*Figure record listings*
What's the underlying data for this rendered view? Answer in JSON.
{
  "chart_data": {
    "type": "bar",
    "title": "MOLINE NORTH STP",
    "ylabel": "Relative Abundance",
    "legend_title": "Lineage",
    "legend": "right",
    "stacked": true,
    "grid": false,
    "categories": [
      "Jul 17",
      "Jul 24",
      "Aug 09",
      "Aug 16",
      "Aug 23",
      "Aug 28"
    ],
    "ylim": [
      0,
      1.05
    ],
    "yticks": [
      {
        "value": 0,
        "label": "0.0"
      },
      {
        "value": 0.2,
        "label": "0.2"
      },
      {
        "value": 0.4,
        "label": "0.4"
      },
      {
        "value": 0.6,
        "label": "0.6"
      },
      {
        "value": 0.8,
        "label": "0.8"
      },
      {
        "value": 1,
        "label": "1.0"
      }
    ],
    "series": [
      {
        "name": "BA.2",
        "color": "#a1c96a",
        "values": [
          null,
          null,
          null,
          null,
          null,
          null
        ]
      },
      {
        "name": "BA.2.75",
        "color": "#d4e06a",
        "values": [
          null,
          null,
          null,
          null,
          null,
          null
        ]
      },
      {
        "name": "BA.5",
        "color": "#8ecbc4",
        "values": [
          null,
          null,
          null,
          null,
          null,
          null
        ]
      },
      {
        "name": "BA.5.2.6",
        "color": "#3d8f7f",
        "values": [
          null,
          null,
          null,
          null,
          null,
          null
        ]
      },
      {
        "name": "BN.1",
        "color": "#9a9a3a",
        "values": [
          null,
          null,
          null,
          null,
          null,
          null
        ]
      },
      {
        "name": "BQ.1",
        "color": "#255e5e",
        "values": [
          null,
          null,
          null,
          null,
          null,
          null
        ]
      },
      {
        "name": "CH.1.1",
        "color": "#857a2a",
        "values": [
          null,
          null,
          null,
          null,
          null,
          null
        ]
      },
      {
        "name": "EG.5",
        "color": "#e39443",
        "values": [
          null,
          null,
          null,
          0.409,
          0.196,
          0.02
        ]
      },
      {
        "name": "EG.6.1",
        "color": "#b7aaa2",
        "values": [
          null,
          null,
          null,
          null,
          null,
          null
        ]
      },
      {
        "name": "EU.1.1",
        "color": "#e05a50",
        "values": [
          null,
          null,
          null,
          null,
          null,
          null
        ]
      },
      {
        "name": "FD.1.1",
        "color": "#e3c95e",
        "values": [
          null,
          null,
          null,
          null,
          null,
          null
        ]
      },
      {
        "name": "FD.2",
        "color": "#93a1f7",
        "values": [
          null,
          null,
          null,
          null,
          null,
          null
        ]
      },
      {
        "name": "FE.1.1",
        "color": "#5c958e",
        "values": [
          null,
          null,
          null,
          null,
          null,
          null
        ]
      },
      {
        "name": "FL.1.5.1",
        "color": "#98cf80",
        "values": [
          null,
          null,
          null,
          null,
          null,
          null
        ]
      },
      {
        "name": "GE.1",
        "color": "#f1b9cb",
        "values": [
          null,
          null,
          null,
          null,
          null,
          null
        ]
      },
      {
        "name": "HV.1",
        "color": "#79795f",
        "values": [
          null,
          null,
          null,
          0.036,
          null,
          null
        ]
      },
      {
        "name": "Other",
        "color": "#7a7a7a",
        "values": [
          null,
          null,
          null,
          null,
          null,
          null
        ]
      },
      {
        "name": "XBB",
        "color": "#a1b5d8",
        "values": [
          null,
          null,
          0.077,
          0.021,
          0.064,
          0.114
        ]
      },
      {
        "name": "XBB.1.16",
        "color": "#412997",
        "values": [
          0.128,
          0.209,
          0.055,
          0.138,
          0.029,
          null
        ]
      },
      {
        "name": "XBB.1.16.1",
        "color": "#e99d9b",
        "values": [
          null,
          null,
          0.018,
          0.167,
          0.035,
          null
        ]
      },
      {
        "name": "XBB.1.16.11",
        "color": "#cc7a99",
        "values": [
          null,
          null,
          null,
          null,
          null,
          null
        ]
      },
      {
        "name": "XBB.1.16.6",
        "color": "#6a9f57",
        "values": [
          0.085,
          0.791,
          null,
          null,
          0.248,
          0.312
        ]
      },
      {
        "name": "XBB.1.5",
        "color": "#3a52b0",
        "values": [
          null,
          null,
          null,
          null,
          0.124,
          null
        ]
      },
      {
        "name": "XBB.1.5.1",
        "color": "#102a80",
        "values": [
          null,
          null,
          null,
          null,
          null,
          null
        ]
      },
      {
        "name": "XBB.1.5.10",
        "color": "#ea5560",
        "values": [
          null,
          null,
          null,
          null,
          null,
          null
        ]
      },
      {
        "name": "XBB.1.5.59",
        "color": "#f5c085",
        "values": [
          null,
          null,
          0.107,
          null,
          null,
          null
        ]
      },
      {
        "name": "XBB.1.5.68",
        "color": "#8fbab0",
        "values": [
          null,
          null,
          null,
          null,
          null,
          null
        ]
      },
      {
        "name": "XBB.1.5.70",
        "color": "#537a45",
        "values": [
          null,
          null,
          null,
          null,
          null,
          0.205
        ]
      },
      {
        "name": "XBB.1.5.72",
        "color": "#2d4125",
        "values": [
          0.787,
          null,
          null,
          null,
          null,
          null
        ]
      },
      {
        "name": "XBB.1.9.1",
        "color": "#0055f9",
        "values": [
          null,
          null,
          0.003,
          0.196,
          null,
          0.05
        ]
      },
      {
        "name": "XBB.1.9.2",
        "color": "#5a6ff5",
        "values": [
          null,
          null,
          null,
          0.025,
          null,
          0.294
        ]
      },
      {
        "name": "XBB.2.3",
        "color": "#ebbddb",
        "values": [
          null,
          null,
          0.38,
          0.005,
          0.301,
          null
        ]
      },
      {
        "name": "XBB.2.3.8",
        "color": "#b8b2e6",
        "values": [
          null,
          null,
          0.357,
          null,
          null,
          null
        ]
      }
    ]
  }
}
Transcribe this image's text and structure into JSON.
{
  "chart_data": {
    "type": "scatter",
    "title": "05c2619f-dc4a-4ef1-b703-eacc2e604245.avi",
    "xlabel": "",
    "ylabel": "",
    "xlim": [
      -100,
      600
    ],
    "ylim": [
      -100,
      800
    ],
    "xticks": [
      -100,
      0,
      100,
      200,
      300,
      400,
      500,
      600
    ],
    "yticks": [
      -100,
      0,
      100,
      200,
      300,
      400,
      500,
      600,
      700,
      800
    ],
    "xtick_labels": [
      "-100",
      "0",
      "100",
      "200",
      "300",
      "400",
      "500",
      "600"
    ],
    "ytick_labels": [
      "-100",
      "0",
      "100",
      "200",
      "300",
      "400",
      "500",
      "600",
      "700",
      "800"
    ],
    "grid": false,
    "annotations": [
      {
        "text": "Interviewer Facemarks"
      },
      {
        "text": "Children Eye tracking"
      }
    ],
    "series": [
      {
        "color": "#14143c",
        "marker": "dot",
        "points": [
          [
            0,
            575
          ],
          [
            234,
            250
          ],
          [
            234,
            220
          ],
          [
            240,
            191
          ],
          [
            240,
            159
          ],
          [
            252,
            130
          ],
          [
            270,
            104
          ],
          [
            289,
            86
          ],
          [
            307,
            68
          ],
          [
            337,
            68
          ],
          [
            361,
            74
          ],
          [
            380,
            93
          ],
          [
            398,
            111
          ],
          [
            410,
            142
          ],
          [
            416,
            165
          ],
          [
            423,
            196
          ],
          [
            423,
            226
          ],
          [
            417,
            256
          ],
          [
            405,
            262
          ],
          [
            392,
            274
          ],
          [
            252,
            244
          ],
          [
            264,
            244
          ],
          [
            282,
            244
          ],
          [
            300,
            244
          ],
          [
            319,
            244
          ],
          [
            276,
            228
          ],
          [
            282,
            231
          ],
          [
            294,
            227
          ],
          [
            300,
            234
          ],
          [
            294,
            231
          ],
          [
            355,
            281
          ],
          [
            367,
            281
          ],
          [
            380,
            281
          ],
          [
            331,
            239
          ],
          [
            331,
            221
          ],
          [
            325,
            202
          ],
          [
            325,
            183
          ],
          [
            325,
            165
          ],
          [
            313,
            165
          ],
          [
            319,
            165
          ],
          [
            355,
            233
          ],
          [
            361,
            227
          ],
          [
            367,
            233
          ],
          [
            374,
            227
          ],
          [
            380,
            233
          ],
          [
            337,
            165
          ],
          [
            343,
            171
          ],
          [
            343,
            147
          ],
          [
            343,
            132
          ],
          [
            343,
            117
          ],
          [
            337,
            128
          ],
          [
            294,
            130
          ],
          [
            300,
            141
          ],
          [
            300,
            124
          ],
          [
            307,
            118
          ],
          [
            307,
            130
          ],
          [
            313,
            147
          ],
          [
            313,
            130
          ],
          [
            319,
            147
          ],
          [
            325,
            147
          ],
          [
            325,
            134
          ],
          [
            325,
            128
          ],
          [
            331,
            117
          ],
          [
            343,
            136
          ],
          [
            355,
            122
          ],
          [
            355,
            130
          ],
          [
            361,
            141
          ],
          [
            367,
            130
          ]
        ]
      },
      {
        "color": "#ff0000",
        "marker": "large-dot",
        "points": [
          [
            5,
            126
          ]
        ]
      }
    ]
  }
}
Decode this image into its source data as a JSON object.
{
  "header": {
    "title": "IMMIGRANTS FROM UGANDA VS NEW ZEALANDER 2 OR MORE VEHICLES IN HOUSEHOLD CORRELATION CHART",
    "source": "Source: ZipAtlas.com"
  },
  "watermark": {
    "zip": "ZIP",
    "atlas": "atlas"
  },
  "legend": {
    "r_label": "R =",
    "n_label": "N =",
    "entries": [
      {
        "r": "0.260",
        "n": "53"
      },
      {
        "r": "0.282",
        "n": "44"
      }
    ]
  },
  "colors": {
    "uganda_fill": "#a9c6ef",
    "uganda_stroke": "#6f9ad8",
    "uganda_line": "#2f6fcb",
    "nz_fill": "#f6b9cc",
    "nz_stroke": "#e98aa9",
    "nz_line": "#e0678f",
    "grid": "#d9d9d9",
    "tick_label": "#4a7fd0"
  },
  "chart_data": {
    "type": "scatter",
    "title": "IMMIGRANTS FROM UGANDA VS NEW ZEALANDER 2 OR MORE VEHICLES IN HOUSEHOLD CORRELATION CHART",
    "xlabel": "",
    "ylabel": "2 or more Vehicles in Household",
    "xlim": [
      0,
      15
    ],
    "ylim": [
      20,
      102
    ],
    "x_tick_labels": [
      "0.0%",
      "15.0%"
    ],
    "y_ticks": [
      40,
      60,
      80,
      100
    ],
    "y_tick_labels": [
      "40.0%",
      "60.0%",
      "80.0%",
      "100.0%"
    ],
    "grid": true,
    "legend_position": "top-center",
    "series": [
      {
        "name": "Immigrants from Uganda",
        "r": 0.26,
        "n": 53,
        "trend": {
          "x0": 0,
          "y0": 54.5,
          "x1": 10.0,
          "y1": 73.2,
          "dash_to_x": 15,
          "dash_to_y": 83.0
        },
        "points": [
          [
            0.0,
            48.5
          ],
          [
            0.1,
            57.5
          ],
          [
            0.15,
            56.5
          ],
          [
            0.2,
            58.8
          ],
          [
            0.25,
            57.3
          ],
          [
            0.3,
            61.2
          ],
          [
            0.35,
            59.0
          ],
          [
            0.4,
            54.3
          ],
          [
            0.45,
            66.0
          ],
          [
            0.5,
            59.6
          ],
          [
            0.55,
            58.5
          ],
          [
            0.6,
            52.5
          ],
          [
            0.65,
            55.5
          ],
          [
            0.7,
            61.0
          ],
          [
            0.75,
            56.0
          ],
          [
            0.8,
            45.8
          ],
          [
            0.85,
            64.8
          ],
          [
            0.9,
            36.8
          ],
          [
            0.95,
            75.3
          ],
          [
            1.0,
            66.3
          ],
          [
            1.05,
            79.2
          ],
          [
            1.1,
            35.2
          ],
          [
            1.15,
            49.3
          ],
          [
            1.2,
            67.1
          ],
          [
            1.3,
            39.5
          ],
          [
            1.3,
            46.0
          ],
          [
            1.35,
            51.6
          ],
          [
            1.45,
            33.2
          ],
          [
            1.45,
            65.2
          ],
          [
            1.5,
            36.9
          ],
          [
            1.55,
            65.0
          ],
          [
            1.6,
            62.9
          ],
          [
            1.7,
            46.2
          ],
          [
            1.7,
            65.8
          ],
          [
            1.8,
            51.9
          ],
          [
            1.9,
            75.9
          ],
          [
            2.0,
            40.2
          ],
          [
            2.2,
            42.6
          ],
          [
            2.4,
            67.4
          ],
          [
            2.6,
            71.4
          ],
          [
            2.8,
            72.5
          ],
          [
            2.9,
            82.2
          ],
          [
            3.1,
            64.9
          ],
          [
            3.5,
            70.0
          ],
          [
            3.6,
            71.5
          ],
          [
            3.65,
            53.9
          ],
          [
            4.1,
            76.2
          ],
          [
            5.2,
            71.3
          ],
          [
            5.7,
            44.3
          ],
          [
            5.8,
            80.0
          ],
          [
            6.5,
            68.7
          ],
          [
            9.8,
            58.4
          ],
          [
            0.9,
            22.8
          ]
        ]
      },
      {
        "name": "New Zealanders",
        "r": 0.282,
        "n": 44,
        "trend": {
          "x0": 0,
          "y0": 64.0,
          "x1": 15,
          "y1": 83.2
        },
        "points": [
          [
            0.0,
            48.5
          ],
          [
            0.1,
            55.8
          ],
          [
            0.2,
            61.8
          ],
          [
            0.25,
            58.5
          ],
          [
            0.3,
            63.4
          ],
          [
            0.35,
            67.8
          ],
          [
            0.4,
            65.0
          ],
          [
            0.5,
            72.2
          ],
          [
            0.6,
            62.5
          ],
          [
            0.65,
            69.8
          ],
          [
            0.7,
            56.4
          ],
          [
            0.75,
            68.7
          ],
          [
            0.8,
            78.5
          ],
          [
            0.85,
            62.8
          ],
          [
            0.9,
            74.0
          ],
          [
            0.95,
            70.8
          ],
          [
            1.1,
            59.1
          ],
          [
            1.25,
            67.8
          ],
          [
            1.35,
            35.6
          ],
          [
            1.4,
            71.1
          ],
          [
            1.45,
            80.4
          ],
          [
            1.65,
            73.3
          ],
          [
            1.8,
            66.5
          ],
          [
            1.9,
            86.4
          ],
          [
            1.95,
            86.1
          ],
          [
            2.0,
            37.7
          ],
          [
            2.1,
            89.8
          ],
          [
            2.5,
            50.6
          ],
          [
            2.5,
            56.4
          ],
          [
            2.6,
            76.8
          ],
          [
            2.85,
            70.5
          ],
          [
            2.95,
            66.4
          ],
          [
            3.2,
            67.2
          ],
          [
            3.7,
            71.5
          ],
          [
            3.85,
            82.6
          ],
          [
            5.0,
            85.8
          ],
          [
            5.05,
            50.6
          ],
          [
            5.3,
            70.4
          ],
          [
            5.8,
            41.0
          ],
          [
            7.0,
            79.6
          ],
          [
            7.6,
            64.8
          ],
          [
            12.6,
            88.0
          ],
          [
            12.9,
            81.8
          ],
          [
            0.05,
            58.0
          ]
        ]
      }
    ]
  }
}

*PROBLEM TO WORK ON*
Go through the listing above line by line and say how many lines hold the word "grid". Reply with that number only.

*SOLUTION TO THIS TASK*
4